(A block of data)
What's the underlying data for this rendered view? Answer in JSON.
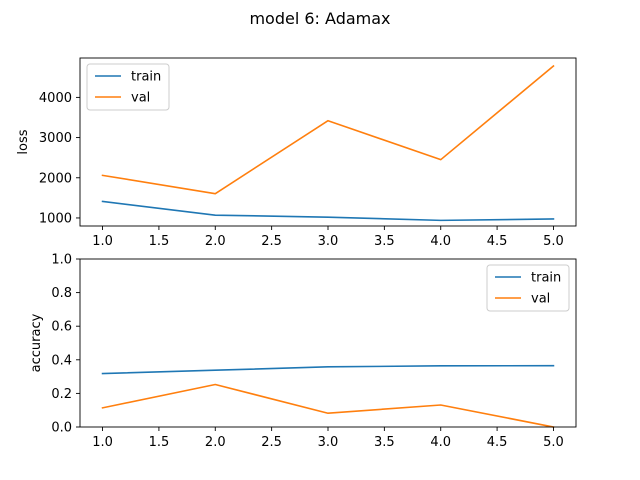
{
  "figure": {
    "title": "model 6: Adamax"
  },
  "colors": {
    "train": "#1f77b4",
    "val": "#ff7f0e",
    "legend_border": "#cccccc"
  },
  "chart_data": [
    {
      "type": "line",
      "x": [
        1.0,
        2.0,
        3.0,
        4.0,
        5.0
      ],
      "series": [
        {
          "name": "train",
          "values": [
            1410,
            1070,
            1020,
            940,
            975
          ]
        },
        {
          "name": "val",
          "values": [
            2060,
            1605,
            3420,
            2450,
            4780
          ]
        }
      ],
      "xlabel": "",
      "ylabel": "loss",
      "xlim": [
        0.8,
        5.2
      ],
      "ylim": [
        800,
        4980
      ],
      "xticks": [
        1.0,
        1.5,
        2.0,
        2.5,
        3.0,
        3.5,
        4.0,
        4.5,
        5.0
      ],
      "xtick_labels": [
        "1.0",
        "1.5",
        "2.0",
        "2.5",
        "3.0",
        "3.5",
        "4.0",
        "4.5",
        "5.0"
      ],
      "yticks": [
        1000,
        2000,
        3000,
        4000
      ],
      "ytick_labels": [
        "1000",
        "2000",
        "3000",
        "4000"
      ],
      "legend": {
        "entries": [
          "train",
          "val"
        ],
        "placement": "upper-left"
      },
      "grid": false
    },
    {
      "type": "line",
      "x": [
        1.0,
        2.0,
        3.0,
        4.0,
        5.0
      ],
      "series": [
        {
          "name": "train",
          "values": [
            0.318,
            0.338,
            0.358,
            0.364,
            0.365
          ]
        },
        {
          "name": "val",
          "values": [
            0.114,
            0.253,
            0.082,
            0.131,
            0.0
          ]
        }
      ],
      "xlabel": "",
      "ylabel": "accuracy",
      "xlim": [
        0.8,
        5.2
      ],
      "ylim": [
        0.0,
        1.0
      ],
      "xticks": [
        1.0,
        1.5,
        2.0,
        2.5,
        3.0,
        3.5,
        4.0,
        4.5,
        5.0
      ],
      "xtick_labels": [
        "1.0",
        "1.5",
        "2.0",
        "2.5",
        "3.0",
        "3.5",
        "4.0",
        "4.5",
        "5.0"
      ],
      "yticks": [
        0.0,
        0.2,
        0.4,
        0.6,
        0.8,
        1.0
      ],
      "ytick_labels": [
        "0.0",
        "0.2",
        "0.4",
        "0.6",
        "0.8",
        "1.0"
      ],
      "legend": {
        "entries": [
          "train",
          "val"
        ],
        "placement": "upper-right"
      },
      "grid": false
    }
  ]
}
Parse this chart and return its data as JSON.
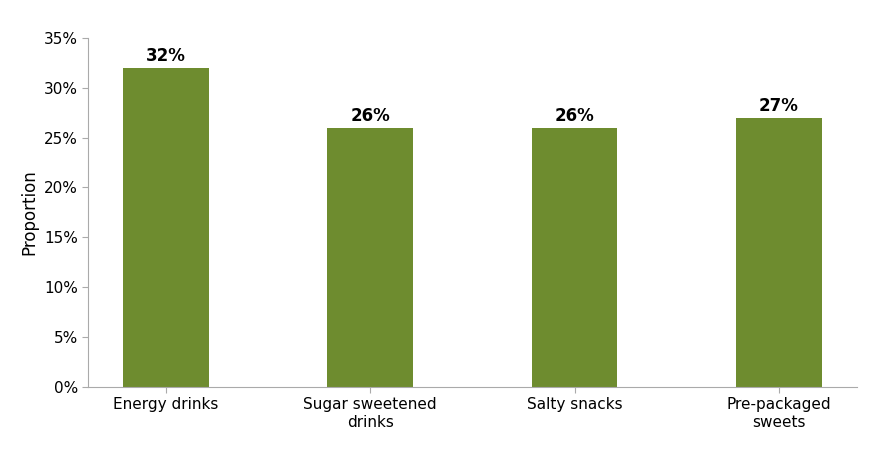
{
  "categories": [
    "Energy drinks",
    "Sugar sweetened\ndrinks",
    "Salty snacks",
    "Pre-packaged\nsweets"
  ],
  "values": [
    0.32,
    0.26,
    0.26,
    0.27
  ],
  "labels": [
    "32%",
    "26%",
    "26%",
    "27%"
  ],
  "bar_color": "#6e8c2f",
  "ylabel": "Proportion",
  "ylim": [
    0,
    0.35
  ],
  "yticks": [
    0,
    0.05,
    0.1,
    0.15,
    0.2,
    0.25,
    0.3,
    0.35
  ],
  "ytick_labels": [
    "0%",
    "5%",
    "10%",
    "15%",
    "20%",
    "25%",
    "30%",
    "35%"
  ],
  "label_fontsize": 12,
  "ylabel_fontsize": 12,
  "xtick_fontsize": 11,
  "ytick_fontsize": 11,
  "bar_width": 0.42,
  "background_color": "#ffffff",
  "spine_color": "#aaaaaa",
  "tick_color": "#aaaaaa"
}
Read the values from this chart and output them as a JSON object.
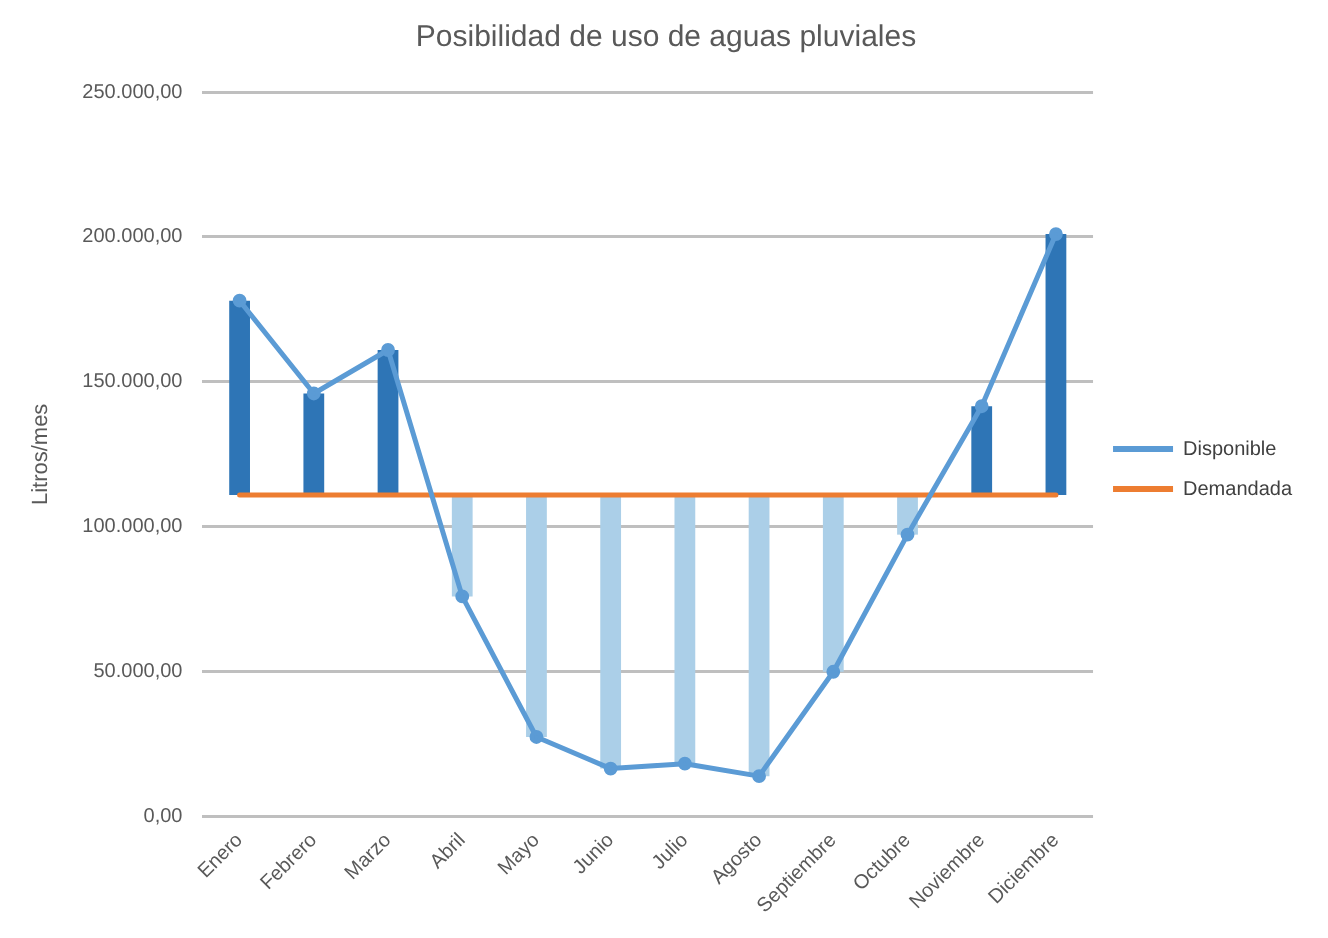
{
  "chart_data": {
    "type": "line",
    "title": "Posibilidad de uso de aguas pluviales",
    "ylabel": "Litros/mes",
    "categories": [
      "Enero",
      "Febrero",
      "Marzo",
      "Abril",
      "Mayo",
      "Junio",
      "Julio",
      "Agosto",
      "Septiembre",
      "Octubre",
      "Noviembre",
      "Diciembre"
    ],
    "series": [
      {
        "type": "bar",
        "base": [
          111000,
          111000,
          111000,
          111000,
          111000,
          111000,
          111000,
          111000,
          111000,
          111000,
          111000,
          111000
        ],
        "values": [
          67000,
          35000,
          50000,
          -35000,
          -83500,
          -94400,
          -92700,
          -97000,
          -61000,
          -13700,
          30600,
          90000
        ],
        "colors": [
          "#2e75b6",
          "#2e75b6",
          "#2e75b6",
          "#abcfe8",
          "#abcfe8",
          "#abcfe8",
          "#abcfe8",
          "#abcfe8",
          "#abcfe8",
          "#abcfe8",
          "#2e75b6",
          "#2e75b6"
        ]
      },
      {
        "name": "Disponible",
        "color": "#5b9bd5",
        "marker": "circle",
        "values": [
          178000,
          146000,
          161000,
          76000,
          27500,
          16600,
          18300,
          14000,
          50000,
          97300,
          141600,
          201000
        ]
      },
      {
        "name": "Demandada",
        "color": "#ed7d31",
        "marker": "none",
        "values": [
          111000,
          111000,
          111000,
          111000,
          111000,
          111000,
          111000,
          111000,
          111000,
          111000,
          111000,
          111000
        ]
      }
    ],
    "ylim": [
      0,
      250000
    ],
    "yticks": [
      {
        "value": 0,
        "label": "0,00"
      },
      {
        "value": 50000,
        "label": "50.000,00"
      },
      {
        "value": 100000,
        "label": "100.000,00"
      },
      {
        "value": 150000,
        "label": "150.000,00"
      },
      {
        "value": 200000,
        "label": "200.000,00"
      },
      {
        "value": 250000,
        "label": "250.000,00"
      }
    ],
    "grid": "y",
    "legend": "right",
    "line_style": "solid"
  }
}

TASK OBJECTIVE = Without including the pictures, reproduce all entries exactly.

ANSWER TO THIS PROBLEM =
What's the underlying data for this rendered view? Answer in JSON.
{
  "figure": {
    "title": "model 6: Adamax"
  },
  "colors": {
    "train": "#1f77b4",
    "val": "#ff7f0e",
    "legend_border": "#cccccc"
  },
  "chart_data": [
    {
      "type": "line",
      "x": [
        1.0,
        2.0,
        3.0,
        4.0,
        5.0
      ],
      "series": [
        {
          "name": "train",
          "values": [
            1410,
            1070,
            1020,
            940,
            975
          ]
        },
        {
          "name": "val",
          "values": [
            2060,
            1605,
            3420,
            2450,
            4780
          ]
        }
      ],
      "xlabel": "",
      "ylabel": "loss",
      "xlim": [
        0.8,
        5.2
      ],
      "ylim": [
        800,
        4980
      ],
      "xticks": [
        1.0,
        1.5,
        2.0,
        2.5,
        3.0,
        3.5,
        4.0,
        4.5,
        5.0
      ],
      "xtick_labels": [
        "1.0",
        "1.5",
        "2.0",
        "2.5",
        "3.0",
        "3.5",
        "4.0",
        "4.5",
        "5.0"
      ],
      "yticks": [
        1000,
        2000,
        3000,
        4000
      ],
      "ytick_labels": [
        "1000",
        "2000",
        "3000",
        "4000"
      ],
      "legend": {
        "entries": [
          "train",
          "val"
        ],
        "placement": "upper-left"
      },
      "grid": false
    },
    {
      "type": "line",
      "x": [
        1.0,
        2.0,
        3.0,
        4.0,
        5.0
      ],
      "series": [
        {
          "name": "train",
          "values": [
            0.318,
            0.338,
            0.358,
            0.364,
            0.365
          ]
        },
        {
          "name": "val",
          "values": [
            0.114,
            0.253,
            0.082,
            0.131,
            0.0
          ]
        }
      ],
      "xlabel": "",
      "ylabel": "accuracy",
      "xlim": [
        0.8,
        5.2
      ],
      "ylim": [
        0.0,
        1.0
      ],
      "xticks": [
        1.0,
        1.5,
        2.0,
        2.5,
        3.0,
        3.5,
        4.0,
        4.5,
        5.0
      ],
      "xtick_labels": [
        "1.0",
        "1.5",
        "2.0",
        "2.5",
        "3.0",
        "3.5",
        "4.0",
        "4.5",
        "5.0"
      ],
      "yticks": [
        0.0,
        0.2,
        0.4,
        0.6,
        0.8,
        1.0
      ],
      "ytick_labels": [
        "0.0",
        "0.2",
        "0.4",
        "0.6",
        "0.8",
        "1.0"
      ],
      "legend": {
        "entries": [
          "train",
          "val"
        ],
        "placement": "upper-right"
      },
      "grid": false
    }
  ]
}
Parse this chart and return its data as JSON.
{
  "categories": [
    "Energy drinks",
    "Sugar sweetened\ndrinks",
    "Salty snacks",
    "Pre-packaged\nsweets"
  ],
  "values": [
    0.32,
    0.26,
    0.26,
    0.27
  ],
  "labels": [
    "32%",
    "26%",
    "26%",
    "27%"
  ],
  "bar_color": "#6e8c2f",
  "ylabel": "Proportion",
  "ylim": [
    0,
    0.35
  ],
  "yticks": [
    0,
    0.05,
    0.1,
    0.15,
    0.2,
    0.25,
    0.3,
    0.35
  ],
  "ytick_labels": [
    "0%",
    "5%",
    "10%",
    "15%",
    "20%",
    "25%",
    "30%",
    "35%"
  ],
  "label_fontsize": 12,
  "ylabel_fontsize": 12,
  "xtick_fontsize": 11,
  "ytick_fontsize": 11,
  "bar_width": 0.42,
  "background_color": "#ffffff",
  "spine_color": "#aaaaaa",
  "tick_color": "#aaaaaa"
}
Read the values from this chart and output them as a JSON object.
{
  "chart_data": {
    "type": "line",
    "title": "Posibilidad de uso de aguas pluviales",
    "ylabel": "Litros/mes",
    "categories": [
      "Enero",
      "Febrero",
      "Marzo",
      "Abril",
      "Mayo",
      "Junio",
      "Julio",
      "Agosto",
      "Septiembre",
      "Octubre",
      "Noviembre",
      "Diciembre"
    ],
    "series": [
      {
        "type": "bar",
        "base": [
          111000,
          111000,
          111000,
          111000,
          111000,
          111000,
          111000,
          111000,
          111000,
          111000,
          111000,
          111000
        ],
        "values": [
          67000,
          35000,
          50000,
          -35000,
          -83500,
          -94400,
          -92700,
          -97000,
          -61000,
          -13700,
          30600,
          90000
        ],
        "colors": [
          "#2e75b6",
          "#2e75b6",
          "#2e75b6",
          "#abcfe8",
          "#abcfe8",
          "#abcfe8",
          "#abcfe8",
          "#abcfe8",
          "#abcfe8",
          "#abcfe8",
          "#2e75b6",
          "#2e75b6"
        ]
      },
      {
        "name": "Disponible",
        "color": "#5b9bd5",
        "marker": "circle",
        "values": [
          178000,
          146000,
          161000,
          76000,
          27500,
          16600,
          18300,
          14000,
          50000,
          97300,
          141600,
          201000
        ]
      },
      {
        "name": "Demandada",
        "color": "#ed7d31",
        "marker": "none",
        "values": [
          111000,
          111000,
          111000,
          111000,
          111000,
          111000,
          111000,
          111000,
          111000,
          111000,
          111000,
          111000
        ]
      }
    ],
    "ylim": [
      0,
      250000
    ],
    "yticks": [
      {
        "value": 0,
        "label": "0,00"
      },
      {
        "value": 50000,
        "label": "50.000,00"
      },
      {
        "value": 100000,
        "label": "100.000,00"
      },
      {
        "value": 150000,
        "label": "150.000,00"
      },
      {
        "value": 200000,
        "label": "200.000,00"
      },
      {
        "value": 250000,
        "label": "250.000,00"
      }
    ],
    "grid": "y",
    "legend": "right",
    "line_style": "solid"
  }
}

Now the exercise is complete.